§ Exercise details
Everything in the listing except the pictures should be written out exactly.

§ Records for the task
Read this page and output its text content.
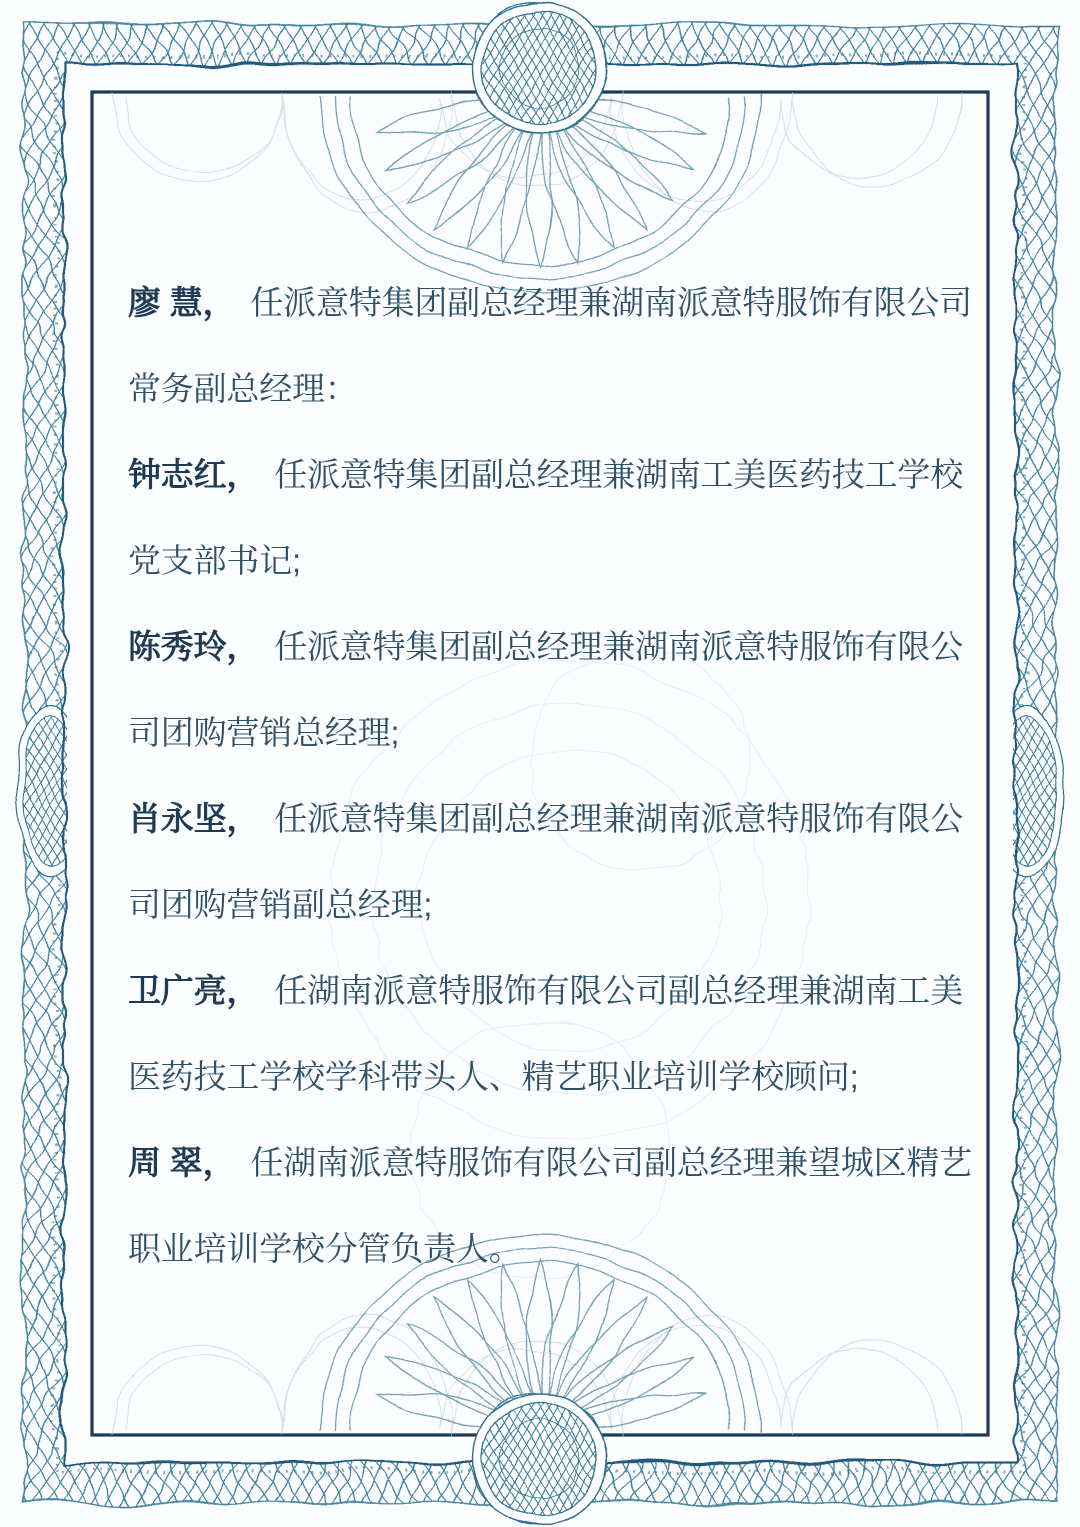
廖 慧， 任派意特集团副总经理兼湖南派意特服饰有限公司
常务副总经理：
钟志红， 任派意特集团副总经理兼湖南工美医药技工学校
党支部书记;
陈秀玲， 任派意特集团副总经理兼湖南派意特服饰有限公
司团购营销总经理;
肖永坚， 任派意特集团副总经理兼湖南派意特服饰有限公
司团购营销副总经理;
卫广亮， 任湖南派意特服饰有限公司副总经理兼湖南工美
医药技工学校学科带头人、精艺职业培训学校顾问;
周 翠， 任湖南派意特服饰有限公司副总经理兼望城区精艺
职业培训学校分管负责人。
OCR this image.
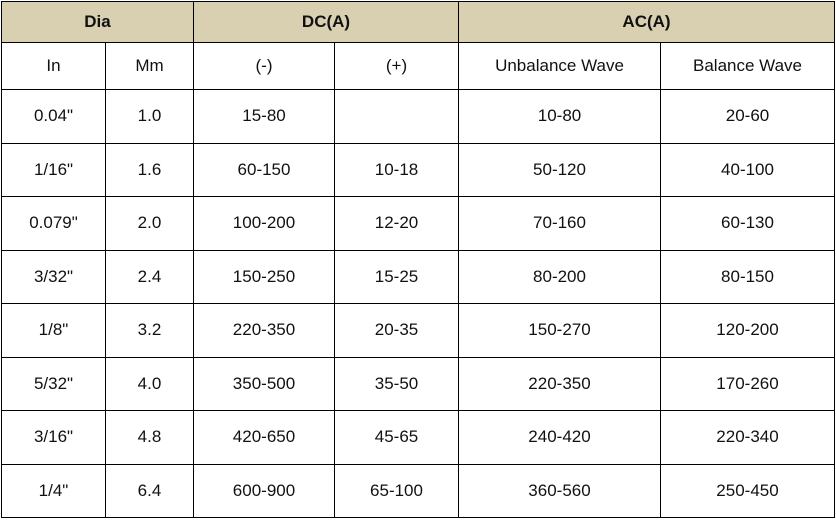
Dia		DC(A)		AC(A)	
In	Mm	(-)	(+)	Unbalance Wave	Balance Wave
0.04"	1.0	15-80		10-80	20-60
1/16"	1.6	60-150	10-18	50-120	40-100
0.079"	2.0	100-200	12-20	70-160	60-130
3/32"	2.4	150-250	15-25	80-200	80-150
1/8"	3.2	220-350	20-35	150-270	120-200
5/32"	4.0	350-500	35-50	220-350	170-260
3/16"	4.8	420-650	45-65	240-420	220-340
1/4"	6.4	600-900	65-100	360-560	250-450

§ Completed exercise
Read this page and output its text content.
廖 慧， 任派意特集团副总经理兼湖南派意特服饰有限公司
常务副总经理：
钟志红， 任派意特集团副总经理兼湖南工美医药技工学校
党支部书记;
陈秀玲， 任派意特集团副总经理兼湖南派意特服饰有限公
司团购营销总经理;
肖永坚， 任派意特集团副总经理兼湖南派意特服饰有限公
司团购营销副总经理;
卫广亮， 任湖南派意特服饰有限公司副总经理兼湖南工美
医药技工学校学科带头人、精艺职业培训学校顾问;
周 翠， 任湖南派意特服饰有限公司副总经理兼望城区精艺
职业培训学校分管负责人。
OCR this image.
Dia		DC(A)		AC(A)	
In	Mm	(-)	(+)	Unbalance Wave	Balance Wave
0.04"	1.0	15-80		10-80	20-60
1/16"	1.6	60-150	10-18	50-120	40-100
0.079"	2.0	100-200	12-20	70-160	60-130
3/32"	2.4	150-250	15-25	80-200	80-150
1/8"	3.2	220-350	20-35	150-270	120-200
5/32"	4.0	350-500	35-50	220-350	170-260
3/16"	4.8	420-650	45-65	240-420	220-340
1/4"	6.4	600-900	65-100	360-560	250-450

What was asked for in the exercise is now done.